EXERCISE DESCRIPTION: List each line of the data that holds the string "subtitle", please.

[START RECORDED INFORMATION]

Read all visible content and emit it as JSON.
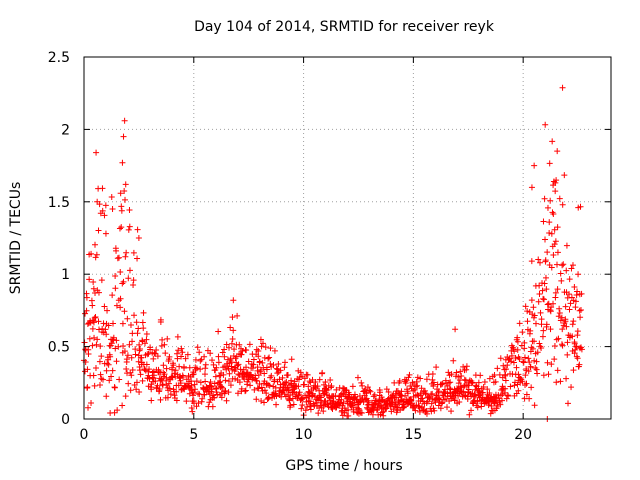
{
  "chart_data": {
    "type": "scatter",
    "title": "Day 104 of 2014, SRMTID for receiver reyk",
    "xlabel": "GPS time / hours",
    "ylabel": "SRMTID / TECUs",
    "xlim": [
      0,
      24
    ],
    "ylim": [
      0,
      2.5
    ],
    "xticks": [
      0,
      5,
      10,
      15,
      20
    ],
    "xtick_labels": [
      "0",
      "5",
      "10",
      "15",
      "20"
    ],
    "yticks": [
      0,
      0.5,
      1,
      1.5,
      2,
      2.5
    ],
    "ytick_labels": [
      "0",
      "0.5",
      "1",
      "1.5",
      "2",
      "2.5"
    ],
    "grid": true,
    "marker": "plus",
    "color": "#ff0000",
    "series": [
      {
        "name": "SRMTID",
        "envelope": {
          "x": [
            0.0,
            0.3,
            0.6,
            0.9,
            1.2,
            1.5,
            1.8,
            2.0,
            2.3,
            2.6,
            3.0,
            3.5,
            4.0,
            4.5,
            5.0,
            5.5,
            6.0,
            6.5,
            6.8,
            7.2,
            7.8,
            8.5,
            9.0,
            9.5,
            10.0,
            10.5,
            11.0,
            11.5,
            12.0,
            12.5,
            13.0,
            13.5,
            14.0,
            14.5,
            15.0,
            15.5,
            16.0,
            16.5,
            17.0,
            17.5,
            18.0,
            18.5,
            19.0,
            19.5,
            20.0,
            20.3,
            20.6,
            20.9,
            21.2,
            21.5,
            21.8,
            22.1,
            22.4,
            22.7
          ],
          "median": [
            0.5,
            0.65,
            0.75,
            0.7,
            0.55,
            0.55,
            0.75,
            0.8,
            0.55,
            0.45,
            0.35,
            0.32,
            0.3,
            0.28,
            0.22,
            0.22,
            0.25,
            0.3,
            0.45,
            0.35,
            0.3,
            0.25,
            0.22,
            0.2,
            0.17,
            0.15,
            0.14,
            0.12,
            0.11,
            0.11,
            0.1,
            0.1,
            0.12,
            0.13,
            0.15,
            0.16,
            0.16,
            0.18,
            0.2,
            0.18,
            0.15,
            0.12,
            0.2,
            0.3,
            0.35,
            0.45,
            0.55,
            0.7,
            0.85,
            0.8,
            0.8,
            0.7,
            0.65,
            0.55
          ],
          "spread": [
            0.3,
            0.45,
            0.55,
            0.5,
            0.4,
            0.4,
            0.6,
            0.6,
            0.4,
            0.25,
            0.18,
            0.15,
            0.15,
            0.14,
            0.12,
            0.12,
            0.12,
            0.15,
            0.18,
            0.15,
            0.13,
            0.12,
            0.1,
            0.1,
            0.08,
            0.08,
            0.08,
            0.07,
            0.07,
            0.07,
            0.07,
            0.07,
            0.07,
            0.08,
            0.08,
            0.09,
            0.09,
            0.09,
            0.1,
            0.09,
            0.08,
            0.08,
            0.1,
            0.13,
            0.18,
            0.25,
            0.35,
            0.45,
            0.55,
            0.55,
            0.5,
            0.45,
            0.4,
            0.3
          ]
        },
        "peaks": [
          {
            "x": 0.55,
            "y": 1.84
          },
          {
            "x": 0.6,
            "y": 1.5
          },
          {
            "x": 1.0,
            "y": 1.28
          },
          {
            "x": 1.3,
            "y": 1.45
          },
          {
            "x": 1.75,
            "y": 1.77
          },
          {
            "x": 1.85,
            "y": 2.06
          },
          {
            "x": 1.8,
            "y": 1.95
          },
          {
            "x": 1.9,
            "y": 1.62
          },
          {
            "x": 2.5,
            "y": 1.25
          },
          {
            "x": 3.5,
            "y": 0.67
          },
          {
            "x": 6.8,
            "y": 0.82
          },
          {
            "x": 16.9,
            "y": 0.62
          },
          {
            "x": 20.5,
            "y": 1.75
          },
          {
            "x": 20.4,
            "y": 1.6
          },
          {
            "x": 21.5,
            "y": 1.65
          },
          {
            "x": 21.55,
            "y": 1.85
          },
          {
            "x": 21.8,
            "y": 1.48
          },
          {
            "x": 22.5,
            "y": 1.0
          },
          {
            "x": 21.1,
            "y": 0.0
          }
        ]
      }
    ]
  }
}
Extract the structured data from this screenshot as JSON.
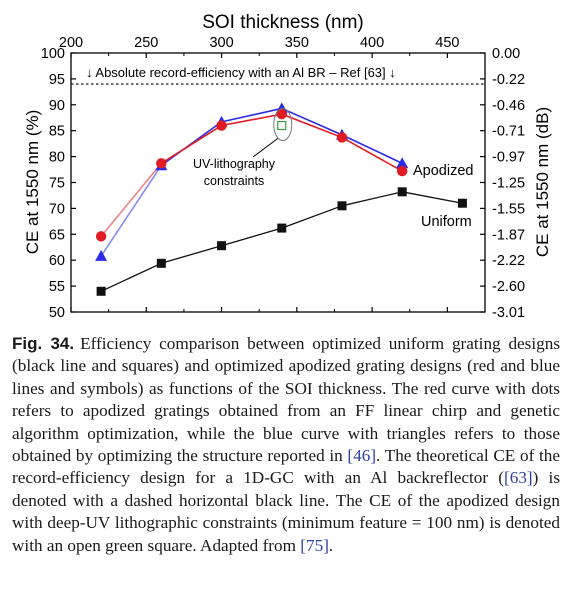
{
  "chart_data": {
    "type": "line",
    "top_axis_label": "SOI thickness (nm)",
    "ylabel_left": "CE at 1550 nm (%)",
    "ylabel_right": "CE at 1550 nm (dB)",
    "xlim": [
      200,
      475
    ],
    "ylim": [
      50,
      100
    ],
    "x_ticks": [
      "200",
      "250",
      "300",
      "350",
      "400",
      "450"
    ],
    "y_left_ticks": [
      "50",
      "55",
      "60",
      "65",
      "70",
      "75",
      "80",
      "85",
      "90",
      "95",
      "100"
    ],
    "y_right_ticks": [
      "0.00",
      "-0.22",
      "-0.46",
      "-0.71",
      "-0.97",
      "-1.25",
      "-1.55",
      "-1.87",
      "-2.22",
      "-2.60",
      "-3.01"
    ],
    "reference_line": {
      "value": 94,
      "label": "↓ Absolute record-efficiency with an Al BR – Ref [63] ↓"
    },
    "series": [
      {
        "name": "Uniform",
        "color": "#111111",
        "marker": "square",
        "x": [
          220,
          260,
          300,
          340,
          380,
          420,
          460
        ],
        "y": [
          54,
          59.4,
          62.8,
          66.2,
          70.5,
          73.2,
          71
        ]
      },
      {
        "name": "Apodized",
        "color": "#e01b24",
        "marker": "circle",
        "x": [
          220,
          260,
          300,
          340,
          380,
          420
        ],
        "y": [
          64.6,
          78.7,
          86,
          88.2,
          83.7,
          77.2
        ]
      },
      {
        "name": "",
        "color": "#2a2ae8",
        "marker": "triangle",
        "x": [
          220,
          260,
          300,
          340,
          380,
          420
        ],
        "y": [
          60.8,
          78.3,
          86.7,
          89.3,
          84.2,
          78.7
        ]
      }
    ],
    "lithography_point": {
      "x": 340,
      "y": 86,
      "color": "#3a9a3a"
    },
    "annotations": {
      "uv_line1": "UV-lithography",
      "uv_line2": "constraints",
      "apodized": "Apodized",
      "uniform": "Uniform"
    }
  },
  "caption": {
    "label": "Fig. 34.",
    "seg1": "Efficiency comparison between optimized uniform grating designs (black line and squares) and optimized apodized grating designs (red and blue lines and symbols) as functions of the SOI thickness. The red curve with dots refers to apodized gratings obtained from an FF linear chirp and genetic algorithm optimization, while the blue curve with triangles refers to those obtained by optimizing the structure reported in ",
    "ref1": "[46]",
    "seg2": ". The theoretical CE of the record-efficiency design for a 1D-GC with an Al backreflector (",
    "ref2": "[63]",
    "seg3": ") is denoted with a dashed horizontal black line. The CE of the apodized design with deep-UV lithographic constraints (minimum feature = 100 nm) is denoted with an open green square. Adapted from ",
    "ref3": "[75]",
    "seg4": "."
  }
}
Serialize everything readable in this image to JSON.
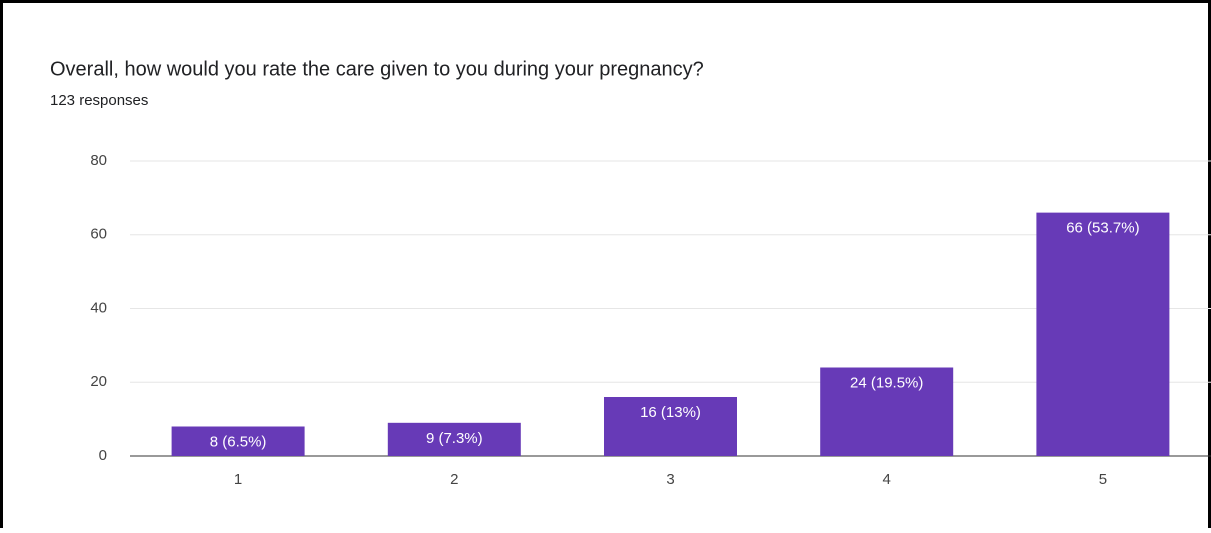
{
  "chart_data": {
    "type": "bar",
    "title": "Overall, how would you rate the care given to you during your pregnancy?",
    "subtitle": "123 responses",
    "categories": [
      "1",
      "2",
      "3",
      "4",
      "5"
    ],
    "values": [
      8,
      9,
      16,
      24,
      66
    ],
    "value_labels": [
      "8 (6.5%)",
      "9 (7.3%)",
      "16 (13%)",
      "24 (19.5%)",
      "66 (53.7%)"
    ],
    "color": "#673ab7",
    "ylim": [
      0,
      80
    ],
    "yticks": [
      0,
      20,
      40,
      60,
      80
    ],
    "grid": true
  }
}
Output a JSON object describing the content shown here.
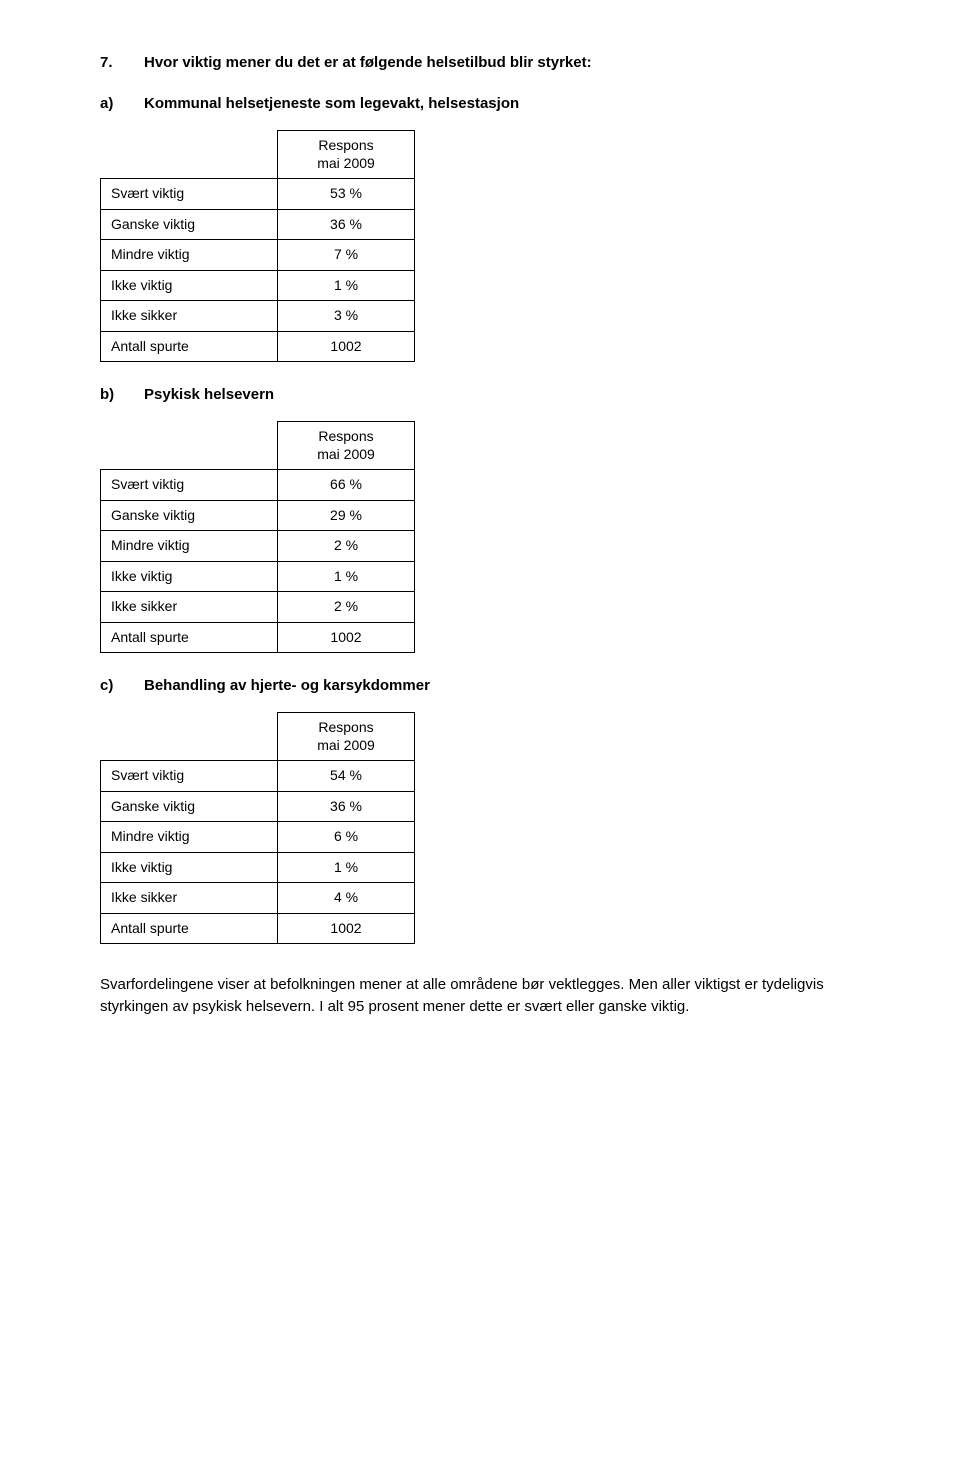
{
  "question": {
    "number": "7.",
    "text": "Hvor viktig mener du det er at følgende helsetilbud blir styrket:"
  },
  "column_header_l1": "Respons",
  "column_header_l2": "mai 2009",
  "row_labels": {
    "svaert_viktig": "Svært viktig",
    "ganske_viktig": "Ganske viktig",
    "mindre_viktig": "Mindre viktig",
    "ikke_viktig": "Ikke viktig",
    "ikke_sikker": "Ikke sikker",
    "antall_spurte": "Antall spurte"
  },
  "sections": {
    "a": {
      "letter": "a)",
      "title": "Kommunal helsetjeneste som legevakt, helsestasjon",
      "values": {
        "svaert_viktig": "53 %",
        "ganske_viktig": "36 %",
        "mindre_viktig": "7 %",
        "ikke_viktig": "1 %",
        "ikke_sikker": "3 %",
        "antall_spurte": "1002"
      }
    },
    "b": {
      "letter": "b)",
      "title": "Psykisk helsevern",
      "values": {
        "svaert_viktig": "66 %",
        "ganske_viktig": "29 %",
        "mindre_viktig": "2 %",
        "ikke_viktig": "1 %",
        "ikke_sikker": "2 %",
        "antall_spurte": "1002"
      }
    },
    "c": {
      "letter": "c)",
      "title": "Behandling av hjerte- og karsykdommer",
      "values": {
        "svaert_viktig": "54 %",
        "ganske_viktig": "36 %",
        "mindre_viktig": "6 %",
        "ikke_viktig": "1 %",
        "ikke_sikker": "4 %",
        "antall_spurte": "1002"
      }
    }
  },
  "footer_paragraph": "Svarfordelingene viser at befolkningen mener at alle områdene bør vektlegges. Men aller viktigst er tydeligvis styrkingen av psykisk helsevern. I alt 95 prosent mener dette er svært eller ganske viktig."
}
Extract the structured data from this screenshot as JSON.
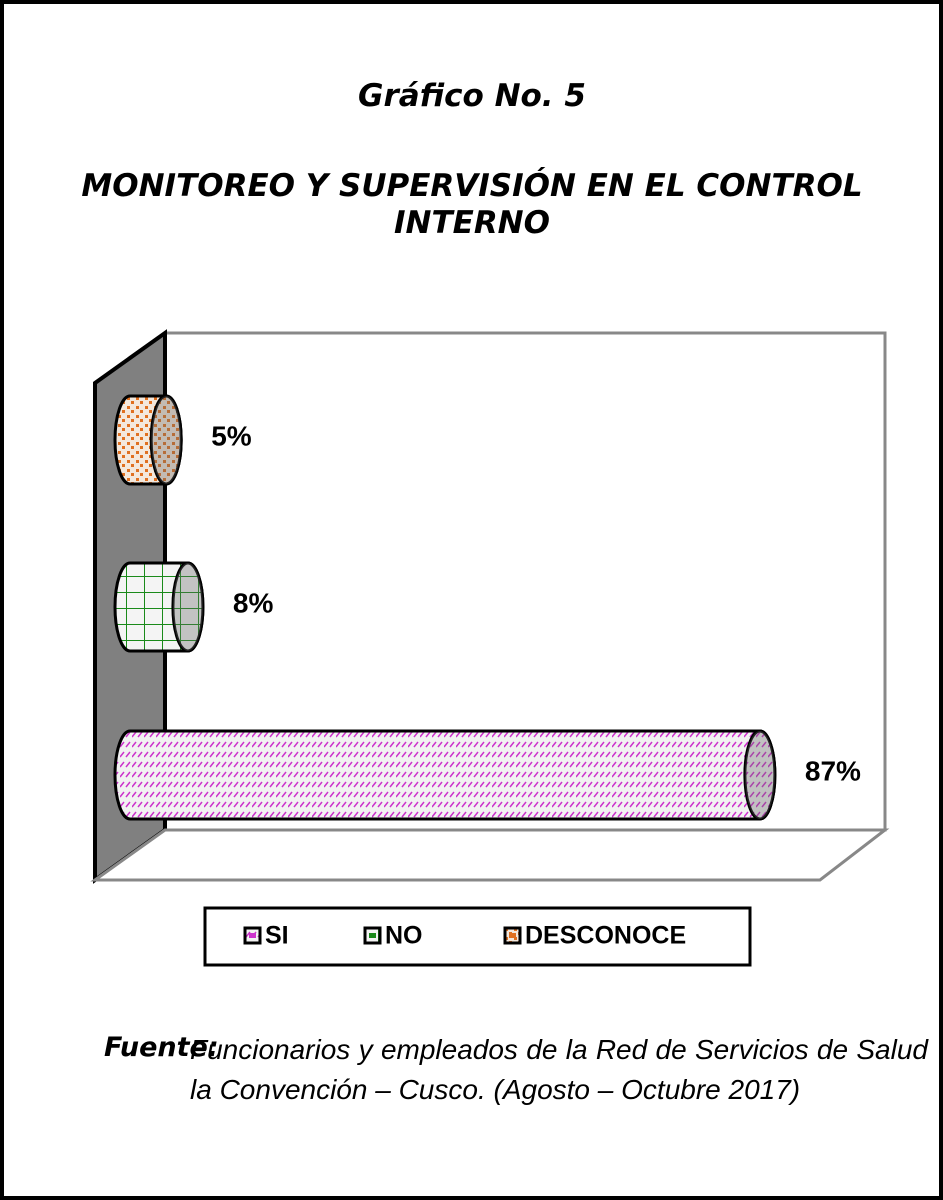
{
  "chart_data": {
    "type": "bar",
    "orientation": "horizontal",
    "title": "Gráfico No. 5",
    "subtitle": "MONITOREO Y SUPERVISIÓN EN EL CONTROL INTERNO",
    "categories": [
      "SI",
      "NO",
      "DESCONOCE"
    ],
    "values": [
      87,
      8,
      5
    ],
    "value_labels": [
      "87%",
      "8%",
      "5%"
    ],
    "colors": [
      "#cc33cc",
      "#1a8a1a",
      "#e07020"
    ],
    "legend": "bottom",
    "source_label": "Fuente:",
    "source_text": "Funcionarios y empleados de la Red de Servicios de Salud la Convención – Cusco. (Agosto – Octubre 2017)"
  }
}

[END RECORDED INFORMATION]

OUTPUT BELOW:
    "subtitle": "123 responses",
    "subtitle": "MONITOREO Y SUPERVISIÓN EN EL CONTROL INTERNO",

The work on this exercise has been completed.